## [Written request]
Write the data out again in full, with no departure from the original.

## [Records for this task]

╔══

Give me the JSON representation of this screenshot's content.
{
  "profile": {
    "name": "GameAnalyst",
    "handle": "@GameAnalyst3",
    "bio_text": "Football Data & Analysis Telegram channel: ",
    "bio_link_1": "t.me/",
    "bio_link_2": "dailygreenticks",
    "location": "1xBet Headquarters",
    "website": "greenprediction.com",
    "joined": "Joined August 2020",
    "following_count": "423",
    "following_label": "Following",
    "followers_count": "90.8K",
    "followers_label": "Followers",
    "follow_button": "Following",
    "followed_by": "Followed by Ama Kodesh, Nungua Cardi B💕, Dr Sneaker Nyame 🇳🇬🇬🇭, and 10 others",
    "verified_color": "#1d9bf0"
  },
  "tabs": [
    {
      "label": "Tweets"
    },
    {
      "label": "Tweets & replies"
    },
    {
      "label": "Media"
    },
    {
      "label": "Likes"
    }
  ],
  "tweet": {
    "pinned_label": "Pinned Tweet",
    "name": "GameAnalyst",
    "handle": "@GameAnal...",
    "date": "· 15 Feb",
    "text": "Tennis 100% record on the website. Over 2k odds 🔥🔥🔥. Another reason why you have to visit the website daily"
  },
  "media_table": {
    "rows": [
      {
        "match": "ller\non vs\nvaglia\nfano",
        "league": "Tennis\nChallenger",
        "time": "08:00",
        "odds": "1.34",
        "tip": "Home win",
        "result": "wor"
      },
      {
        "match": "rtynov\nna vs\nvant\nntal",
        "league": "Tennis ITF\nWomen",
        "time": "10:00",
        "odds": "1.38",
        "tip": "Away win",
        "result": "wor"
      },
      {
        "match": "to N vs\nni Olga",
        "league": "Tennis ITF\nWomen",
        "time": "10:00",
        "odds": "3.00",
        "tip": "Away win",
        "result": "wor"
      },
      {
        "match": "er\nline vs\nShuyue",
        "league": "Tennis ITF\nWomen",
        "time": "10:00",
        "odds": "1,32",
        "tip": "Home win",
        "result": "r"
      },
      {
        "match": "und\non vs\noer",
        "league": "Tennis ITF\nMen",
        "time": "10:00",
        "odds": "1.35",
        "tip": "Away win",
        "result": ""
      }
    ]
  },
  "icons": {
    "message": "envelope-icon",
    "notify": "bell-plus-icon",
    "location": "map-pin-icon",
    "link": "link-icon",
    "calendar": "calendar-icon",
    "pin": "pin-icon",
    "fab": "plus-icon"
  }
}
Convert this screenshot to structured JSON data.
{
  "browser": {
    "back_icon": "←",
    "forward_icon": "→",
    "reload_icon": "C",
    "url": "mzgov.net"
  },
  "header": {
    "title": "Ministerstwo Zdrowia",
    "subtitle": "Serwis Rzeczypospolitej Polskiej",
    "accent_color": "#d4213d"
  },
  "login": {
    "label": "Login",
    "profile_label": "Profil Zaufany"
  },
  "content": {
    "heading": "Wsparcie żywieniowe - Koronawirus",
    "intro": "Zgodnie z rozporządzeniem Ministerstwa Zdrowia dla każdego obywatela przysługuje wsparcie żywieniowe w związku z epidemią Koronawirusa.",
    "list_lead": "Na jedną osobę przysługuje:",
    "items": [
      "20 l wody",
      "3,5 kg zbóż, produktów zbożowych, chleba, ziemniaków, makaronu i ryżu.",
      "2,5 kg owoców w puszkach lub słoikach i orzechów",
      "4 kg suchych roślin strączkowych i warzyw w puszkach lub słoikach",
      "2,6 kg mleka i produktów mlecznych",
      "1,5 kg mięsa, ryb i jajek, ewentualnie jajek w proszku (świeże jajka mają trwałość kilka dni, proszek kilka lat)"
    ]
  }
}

╚══

## [Solution for this exercise]
Give me the JSON representation of this screenshot's content.
{
  "profile": {
    "name": "GameAnalyst",
    "handle": "@GameAnalyst3",
    "bio_text": "Football Data & Analysis Telegram channel: ",
    "bio_link_1": "t.me/",
    "bio_link_2": "dailygreenticks",
    "location": "1xBet Headquarters",
    "website": "greenprediction.com",
    "joined": "Joined August 2020",
    "following_count": "423",
    "following_label": "Following",
    "followers_count": "90.8K",
    "followers_label": "Followers",
    "follow_button": "Following",
    "followed_by": "Followed by Ama Kodesh, Nungua Cardi B💕, Dr Sneaker Nyame 🇳🇬🇬🇭, and 10 others",
    "verified_color": "#1d9bf0"
  },
  "tabs": [
    {
      "label": "Tweets"
    },
    {
      "label": "Tweets & replies"
    },
    {
      "label": "Media"
    },
    {
      "label": "Likes"
    }
  ],
  "tweet": {
    "pinned_label": "Pinned Tweet",
    "name": "GameAnalyst",
    "handle": "@GameAnal...",
    "date": "· 15 Feb",
    "text": "Tennis 100% record on the website. Over 2k odds 🔥🔥🔥. Another reason why you have to visit the website daily"
  },
  "media_table": {
    "rows": [
      {
        "match": "ller\non vs\nvaglia\nfano",
        "league": "Tennis\nChallenger",
        "time": "08:00",
        "odds": "1.34",
        "tip": "Home win",
        "result": "wor"
      },
      {
        "match": "rtynov\nna vs\nvant\nntal",
        "league": "Tennis ITF\nWomen",
        "time": "10:00",
        "odds": "1.38",
        "tip": "Away win",
        "result": "wor"
      },
      {
        "match": "to N vs\nni Olga",
        "league": "Tennis ITF\nWomen",
        "time": "10:00",
        "odds": "3.00",
        "tip": "Away win",
        "result": "wor"
      },
      {
        "match": "er\nline vs\nShuyue",
        "league": "Tennis ITF\nWomen",
        "time": "10:00",
        "odds": "1,32",
        "tip": "Home win",
        "result": "r"
      },
      {
        "match": "und\non vs\noer",
        "league": "Tennis ITF\nMen",
        "time": "10:00",
        "odds": "1.35",
        "tip": "Away win",
        "result": ""
      }
    ]
  },
  "icons": {
    "message": "envelope-icon",
    "notify": "bell-plus-icon",
    "location": "map-pin-icon",
    "link": "link-icon",
    "calendar": "calendar-icon",
    "pin": "pin-icon",
    "fab": "plus-icon"
  }
}
Convert this screenshot to structured JSON data.
{
  "browser": {
    "back_icon": "←",
    "forward_icon": "→",
    "reload_icon": "C",
    "url": "mzgov.net"
  },
  "header": {
    "title": "Ministerstwo Zdrowia",
    "subtitle": "Serwis Rzeczypospolitej Polskiej",
    "accent_color": "#d4213d"
  },
  "login": {
    "label": "Login",
    "profile_label": "Profil Zaufany"
  },
  "content": {
    "heading": "Wsparcie żywieniowe - Koronawirus",
    "intro": "Zgodnie z rozporządzeniem Ministerstwa Zdrowia dla każdego obywatela przysługuje wsparcie żywieniowe w związku z epidemią Koronawirusa.",
    "list_lead": "Na jedną osobę przysługuje:",
    "items": [
      "20 l wody",
      "3,5 kg zbóż, produktów zbożowych, chleba, ziemniaków, makaronu i ryżu.",
      "2,5 kg owoców w puszkach lub słoikach i orzechów",
      "4 kg suchych roślin strączkowych i warzyw w puszkach lub słoikach",
      "2,6 kg mleka i produktów mlecznych",
      "1,5 kg mięsa, ryb i jajek, ewentualnie jajek w proszku (świeże jajka mają trwałość kilka dni, proszek kilka lat)"
    ]
  }
}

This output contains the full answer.